+++ Dataset records
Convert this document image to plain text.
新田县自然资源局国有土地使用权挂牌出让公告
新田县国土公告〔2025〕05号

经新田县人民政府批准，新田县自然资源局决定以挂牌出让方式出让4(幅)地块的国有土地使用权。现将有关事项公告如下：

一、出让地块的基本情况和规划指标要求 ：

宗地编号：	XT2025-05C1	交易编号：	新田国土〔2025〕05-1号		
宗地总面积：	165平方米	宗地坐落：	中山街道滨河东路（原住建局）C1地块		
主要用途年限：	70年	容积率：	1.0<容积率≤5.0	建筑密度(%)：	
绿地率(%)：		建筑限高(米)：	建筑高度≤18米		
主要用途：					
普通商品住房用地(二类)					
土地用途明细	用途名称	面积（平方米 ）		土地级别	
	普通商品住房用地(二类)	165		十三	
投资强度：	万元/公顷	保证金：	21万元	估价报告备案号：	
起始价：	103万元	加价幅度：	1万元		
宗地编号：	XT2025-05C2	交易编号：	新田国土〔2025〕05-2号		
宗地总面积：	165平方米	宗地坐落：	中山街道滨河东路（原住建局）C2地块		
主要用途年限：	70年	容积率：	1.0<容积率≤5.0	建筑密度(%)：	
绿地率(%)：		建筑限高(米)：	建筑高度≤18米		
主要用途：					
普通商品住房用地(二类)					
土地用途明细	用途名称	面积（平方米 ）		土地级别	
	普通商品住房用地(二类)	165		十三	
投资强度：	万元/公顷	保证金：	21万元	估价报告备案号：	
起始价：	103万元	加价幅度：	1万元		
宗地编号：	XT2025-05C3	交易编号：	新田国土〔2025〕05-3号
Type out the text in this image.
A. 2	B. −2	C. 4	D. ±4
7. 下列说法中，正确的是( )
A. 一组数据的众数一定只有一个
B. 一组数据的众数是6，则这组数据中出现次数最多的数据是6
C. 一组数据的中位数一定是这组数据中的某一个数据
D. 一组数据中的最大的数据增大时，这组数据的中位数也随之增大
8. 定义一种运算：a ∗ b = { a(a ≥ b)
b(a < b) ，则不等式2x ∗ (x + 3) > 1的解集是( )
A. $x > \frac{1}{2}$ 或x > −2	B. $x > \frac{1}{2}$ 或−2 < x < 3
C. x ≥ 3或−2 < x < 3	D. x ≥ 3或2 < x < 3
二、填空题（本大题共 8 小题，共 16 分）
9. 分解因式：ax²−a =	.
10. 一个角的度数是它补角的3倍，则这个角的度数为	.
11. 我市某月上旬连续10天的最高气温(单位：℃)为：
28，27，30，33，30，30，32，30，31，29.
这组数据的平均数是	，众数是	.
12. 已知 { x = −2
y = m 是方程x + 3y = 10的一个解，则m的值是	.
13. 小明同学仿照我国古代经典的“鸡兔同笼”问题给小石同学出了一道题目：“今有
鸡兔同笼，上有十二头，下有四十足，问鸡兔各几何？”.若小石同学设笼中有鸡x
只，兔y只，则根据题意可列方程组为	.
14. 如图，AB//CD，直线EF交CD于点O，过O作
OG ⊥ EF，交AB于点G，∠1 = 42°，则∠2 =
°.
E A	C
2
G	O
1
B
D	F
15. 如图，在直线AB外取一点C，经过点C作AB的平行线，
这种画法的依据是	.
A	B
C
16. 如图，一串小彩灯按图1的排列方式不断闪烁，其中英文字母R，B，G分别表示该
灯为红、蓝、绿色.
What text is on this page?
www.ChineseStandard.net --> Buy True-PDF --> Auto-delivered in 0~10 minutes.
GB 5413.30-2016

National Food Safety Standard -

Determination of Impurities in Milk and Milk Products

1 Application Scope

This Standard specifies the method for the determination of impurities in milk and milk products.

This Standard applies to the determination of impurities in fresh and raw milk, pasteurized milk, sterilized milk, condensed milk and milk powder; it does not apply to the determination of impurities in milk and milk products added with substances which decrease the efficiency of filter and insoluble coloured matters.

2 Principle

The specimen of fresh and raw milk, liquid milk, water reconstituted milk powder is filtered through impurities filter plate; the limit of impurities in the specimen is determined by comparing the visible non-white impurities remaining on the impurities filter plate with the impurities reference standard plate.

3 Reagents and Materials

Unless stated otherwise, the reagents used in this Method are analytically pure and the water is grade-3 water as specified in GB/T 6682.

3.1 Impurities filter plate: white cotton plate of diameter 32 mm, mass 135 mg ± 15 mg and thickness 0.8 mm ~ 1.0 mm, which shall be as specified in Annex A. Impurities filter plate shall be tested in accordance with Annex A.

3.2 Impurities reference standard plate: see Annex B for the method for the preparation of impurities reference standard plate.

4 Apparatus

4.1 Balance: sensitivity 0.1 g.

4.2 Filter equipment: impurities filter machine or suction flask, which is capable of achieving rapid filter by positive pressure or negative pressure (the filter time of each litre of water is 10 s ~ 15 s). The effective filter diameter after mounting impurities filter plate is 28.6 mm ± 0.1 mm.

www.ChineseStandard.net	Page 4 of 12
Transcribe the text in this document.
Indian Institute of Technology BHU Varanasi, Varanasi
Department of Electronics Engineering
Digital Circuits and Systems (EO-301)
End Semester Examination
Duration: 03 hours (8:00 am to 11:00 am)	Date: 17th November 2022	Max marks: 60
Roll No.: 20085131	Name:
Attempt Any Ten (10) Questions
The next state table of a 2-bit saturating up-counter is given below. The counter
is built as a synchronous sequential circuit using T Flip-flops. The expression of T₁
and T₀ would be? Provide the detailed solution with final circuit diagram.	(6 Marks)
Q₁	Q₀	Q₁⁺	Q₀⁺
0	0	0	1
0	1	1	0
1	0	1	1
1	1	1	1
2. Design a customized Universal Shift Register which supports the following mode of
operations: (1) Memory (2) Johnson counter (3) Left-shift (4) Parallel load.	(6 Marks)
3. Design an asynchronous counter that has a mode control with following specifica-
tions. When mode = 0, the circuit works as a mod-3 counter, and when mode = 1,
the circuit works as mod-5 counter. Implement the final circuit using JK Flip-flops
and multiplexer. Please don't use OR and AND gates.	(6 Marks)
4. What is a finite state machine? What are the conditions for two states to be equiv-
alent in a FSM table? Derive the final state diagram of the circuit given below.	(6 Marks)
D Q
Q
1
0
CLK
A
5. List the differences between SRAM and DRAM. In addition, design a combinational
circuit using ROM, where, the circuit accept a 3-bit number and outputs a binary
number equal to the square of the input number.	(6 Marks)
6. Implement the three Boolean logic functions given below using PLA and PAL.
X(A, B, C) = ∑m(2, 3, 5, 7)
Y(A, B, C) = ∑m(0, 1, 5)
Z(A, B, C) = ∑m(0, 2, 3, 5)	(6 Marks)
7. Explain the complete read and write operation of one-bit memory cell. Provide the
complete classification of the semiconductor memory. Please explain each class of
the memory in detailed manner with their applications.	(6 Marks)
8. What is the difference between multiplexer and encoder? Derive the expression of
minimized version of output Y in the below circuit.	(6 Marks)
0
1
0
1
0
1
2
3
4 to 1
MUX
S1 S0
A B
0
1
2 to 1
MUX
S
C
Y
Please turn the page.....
++++++
• [Work instructions]:
From the first line to the last, retype the data exactly.

• [Solution for this exercise]:
Convert this document image to plain text.
新田县自然资源局国有土地使用权挂牌出让公告
新田县国土公告〔2025〕05号

经新田县人民政府批准，新田县自然资源局决定以挂牌出让方式出让4(幅)地块的国有土地使用权。现将有关事项公告如下：

一、出让地块的基本情况和规划指标要求 ：

宗地编号：	XT2025-05C1	交易编号：	新田国土〔2025〕05-1号		
宗地总面积：	165平方米	宗地坐落：	中山街道滨河东路（原住建局）C1地块		
主要用途年限：	70年	容积率：	1.0<容积率≤5.0	建筑密度(%)：	
绿地率(%)：		建筑限高(米)：	建筑高度≤18米		
主要用途：					
普通商品住房用地(二类)					
土地用途明细	用途名称	面积（平方米 ）		土地级别	
	普通商品住房用地(二类)	165		十三	
投资强度：	万元/公顷	保证金：	21万元	估价报告备案号：	
起始价：	103万元	加价幅度：	1万元		
宗地编号：	XT2025-05C2	交易编号：	新田国土〔2025〕05-2号		
宗地总面积：	165平方米	宗地坐落：	中山街道滨河东路（原住建局）C2地块		
主要用途年限：	70年	容积率：	1.0<容积率≤5.0	建筑密度(%)：	
绿地率(%)：		建筑限高(米)：	建筑高度≤18米		
主要用途：					
普通商品住房用地(二类)					
土地用途明细	用途名称	面积（平方米 ）		土地级别	
	普通商品住房用地(二类)	165		十三	
投资强度：	万元/公顷	保证金：	21万元	估价报告备案号：	
起始价：	103万元	加价幅度：	1万元		
宗地编号：	XT2025-05C3	交易编号：	新田国土〔2025〕05-3号
Type out the text in this image.
A. 2	B. −2	C. 4	D. ±4
7. 下列说法中，正确的是( )
A. 一组数据的众数一定只有一个
B. 一组数据的众数是6，则这组数据中出现次数最多的数据是6
C. 一组数据的中位数一定是这组数据中的某一个数据
D. 一组数据中的最大的数据增大时，这组数据的中位数也随之增大
8. 定义一种运算：a ∗ b = { a(a ≥ b)
b(a < b) ，则不等式2x ∗ (x + 3) > 1的解集是( )
A. $x > \frac{1}{2}$ 或x > −2	B. $x > \frac{1}{2}$ 或−2 < x < 3
C. x ≥ 3或−2 < x < 3	D. x ≥ 3或2 < x < 3
二、填空题（本大题共 8 小题，共 16 分）
9. 分解因式：ax²−a =	.
10. 一个角的度数是它补角的3倍，则这个角的度数为	.
11. 我市某月上旬连续10天的最高气温(单位：℃)为：
28，27，30，33，30，30，32，30，31，29.
这组数据的平均数是	，众数是	.
12. 已知 { x = −2
y = m 是方程x + 3y = 10的一个解，则m的值是	.
13. 小明同学仿照我国古代经典的“鸡兔同笼”问题给小石同学出了一道题目：“今有
鸡兔同笼，上有十二头，下有四十足，问鸡兔各几何？”.若小石同学设笼中有鸡x
只，兔y只，则根据题意可列方程组为	.
14. 如图，AB//CD，直线EF交CD于点O，过O作
OG ⊥ EF，交AB于点G，∠1 = 42°，则∠2 =
°.
E A	C
2
G	O
1
B
D	F
15. 如图，在直线AB外取一点C，经过点C作AB的平行线，
这种画法的依据是	.
A	B
C
16. 如图，一串小彩灯按图1的排列方式不断闪烁，其中英文字母R，B，G分别表示该
灯为红、蓝、绿色.
What text is on this page?
www.ChineseStandard.net --> Buy True-PDF --> Auto-delivered in 0~10 minutes.
GB 5413.30-2016

National Food Safety Standard -

Determination of Impurities in Milk and Milk Products

1 Application Scope

This Standard specifies the method for the determination of impurities in milk and milk products.

This Standard applies to the determination of impurities in fresh and raw milk, pasteurized milk, sterilized milk, condensed milk and milk powder; it does not apply to the determination of impurities in milk and milk products added with substances which decrease the efficiency of filter and insoluble coloured matters.

2 Principle

The specimen of fresh and raw milk, liquid milk, water reconstituted milk powder is filtered through impurities filter plate; the limit of impurities in the specimen is determined by comparing the visible non-white impurities remaining on the impurities filter plate with the impurities reference standard plate.

3 Reagents and Materials

Unless stated otherwise, the reagents used in this Method are analytically pure and the water is grade-3 water as specified in GB/T 6682.

3.1 Impurities filter plate: white cotton plate of diameter 32 mm, mass 135 mg ± 15 mg and thickness 0.8 mm ~ 1.0 mm, which shall be as specified in Annex A. Impurities filter plate shall be tested in accordance with Annex A.

3.2 Impurities reference standard plate: see Annex B for the method for the preparation of impurities reference standard plate.

4 Apparatus

4.1 Balance: sensitivity 0.1 g.

4.2 Filter equipment: impurities filter machine or suction flask, which is capable of achieving rapid filter by positive pressure or negative pressure (the filter time of each litre of water is 10 s ~ 15 s). The effective filter diameter after mounting impurities filter plate is 28.6 mm ± 0.1 mm.

www.ChineseStandard.net	Page 4 of 12
Transcribe the text in this document.
Indian Institute of Technology BHU Varanasi, Varanasi
Department of Electronics Engineering
Digital Circuits and Systems (EO-301)
End Semester Examination
Duration: 03 hours (8:00 am to 11:00 am)	Date: 17th November 2022	Max marks: 60
Roll No.: 20085131	Name:
Attempt Any Ten (10) Questions
The next state table of a 2-bit saturating up-counter is given below. The counter
is built as a synchronous sequential circuit using T Flip-flops. The expression of T₁
and T₀ would be? Provide the detailed solution with final circuit diagram.	(6 Marks)
Q₁	Q₀	Q₁⁺	Q₀⁺
0	0	0	1
0	1	1	0
1	0	1	1
1	1	1	1
2. Design a customized Universal Shift Register which supports the following mode of
operations: (1) Memory (2) Johnson counter (3) Left-shift (4) Parallel load.	(6 Marks)
3. Design an asynchronous counter that has a mode control with following specifica-
tions. When mode = 0, the circuit works as a mod-3 counter, and when mode = 1,
the circuit works as mod-5 counter. Implement the final circuit using JK Flip-flops
and multiplexer. Please don't use OR and AND gates.	(6 Marks)
4. What is a finite state machine? What are the conditions for two states to be equiv-
alent in a FSM table? Derive the final state diagram of the circuit given below.	(6 Marks)
D Q
Q
1
0
CLK
A
5. List the differences between SRAM and DRAM. In addition, design a combinational
circuit using ROM, where, the circuit accept a 3-bit number and outputs a binary
number equal to the square of the input number.	(6 Marks)
6. Implement the three Boolean logic functions given below using PLA and PAL.
X(A, B, C) = ∑m(2, 3, 5, 7)
Y(A, B, C) = ∑m(0, 1, 5)
Z(A, B, C) = ∑m(0, 2, 3, 5)	(6 Marks)
7. Explain the complete read and write operation of one-bit memory cell. Provide the
complete classification of the semiconductor memory. Please explain each class of
the memory in detailed manner with their applications.	(6 Marks)
8. What is the difference between multiplexer and encoder? Derive the expression of
minimized version of output Y in the below circuit.	(6 Marks)
0
1
0
1
0
1
2
3
4 to 1
MUX
S1 S0
A B
0
1
2 to 1
MUX
S
C
Y
Please turn the page.....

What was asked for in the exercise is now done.